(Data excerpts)

>>>

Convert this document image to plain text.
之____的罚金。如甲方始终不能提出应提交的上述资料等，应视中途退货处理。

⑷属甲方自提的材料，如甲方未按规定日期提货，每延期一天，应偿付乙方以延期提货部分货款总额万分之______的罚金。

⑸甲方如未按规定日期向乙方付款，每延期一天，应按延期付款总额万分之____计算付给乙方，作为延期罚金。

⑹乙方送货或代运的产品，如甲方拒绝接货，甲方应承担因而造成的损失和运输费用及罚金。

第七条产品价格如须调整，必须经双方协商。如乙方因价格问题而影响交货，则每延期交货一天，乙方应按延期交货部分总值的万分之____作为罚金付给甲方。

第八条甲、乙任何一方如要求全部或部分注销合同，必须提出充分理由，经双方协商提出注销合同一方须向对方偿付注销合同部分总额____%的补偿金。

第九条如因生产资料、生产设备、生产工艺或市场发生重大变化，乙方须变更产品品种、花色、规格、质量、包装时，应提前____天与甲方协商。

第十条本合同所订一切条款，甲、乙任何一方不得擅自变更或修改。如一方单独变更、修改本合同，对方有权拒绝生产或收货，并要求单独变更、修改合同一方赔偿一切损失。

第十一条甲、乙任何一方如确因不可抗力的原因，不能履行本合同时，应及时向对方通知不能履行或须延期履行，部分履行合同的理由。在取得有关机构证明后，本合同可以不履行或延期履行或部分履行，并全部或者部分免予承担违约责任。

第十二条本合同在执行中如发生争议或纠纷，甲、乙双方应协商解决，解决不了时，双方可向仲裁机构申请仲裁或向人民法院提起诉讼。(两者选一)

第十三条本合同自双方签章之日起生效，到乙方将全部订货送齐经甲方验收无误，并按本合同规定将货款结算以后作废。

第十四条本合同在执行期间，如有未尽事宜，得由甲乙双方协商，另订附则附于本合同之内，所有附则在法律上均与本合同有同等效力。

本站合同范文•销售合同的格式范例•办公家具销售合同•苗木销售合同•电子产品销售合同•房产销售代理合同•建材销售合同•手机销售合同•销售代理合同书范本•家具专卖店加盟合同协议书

<<<

→ **YOUR OBJECTIVE**: Leave out every line without the string "每延期一天" and copy the rest.

→ **TASK RESPONSE**:
⑷属甲方自提的材料，如甲方未按规定日期提货，每延期一天，应偿付乙方以延期提货部分货款总额万分之______的罚金。
⑸甲方如未按规定日期向乙方付款，每延期一天，应按延期付款总额万分之____计算付给乙方，作为延期罚金。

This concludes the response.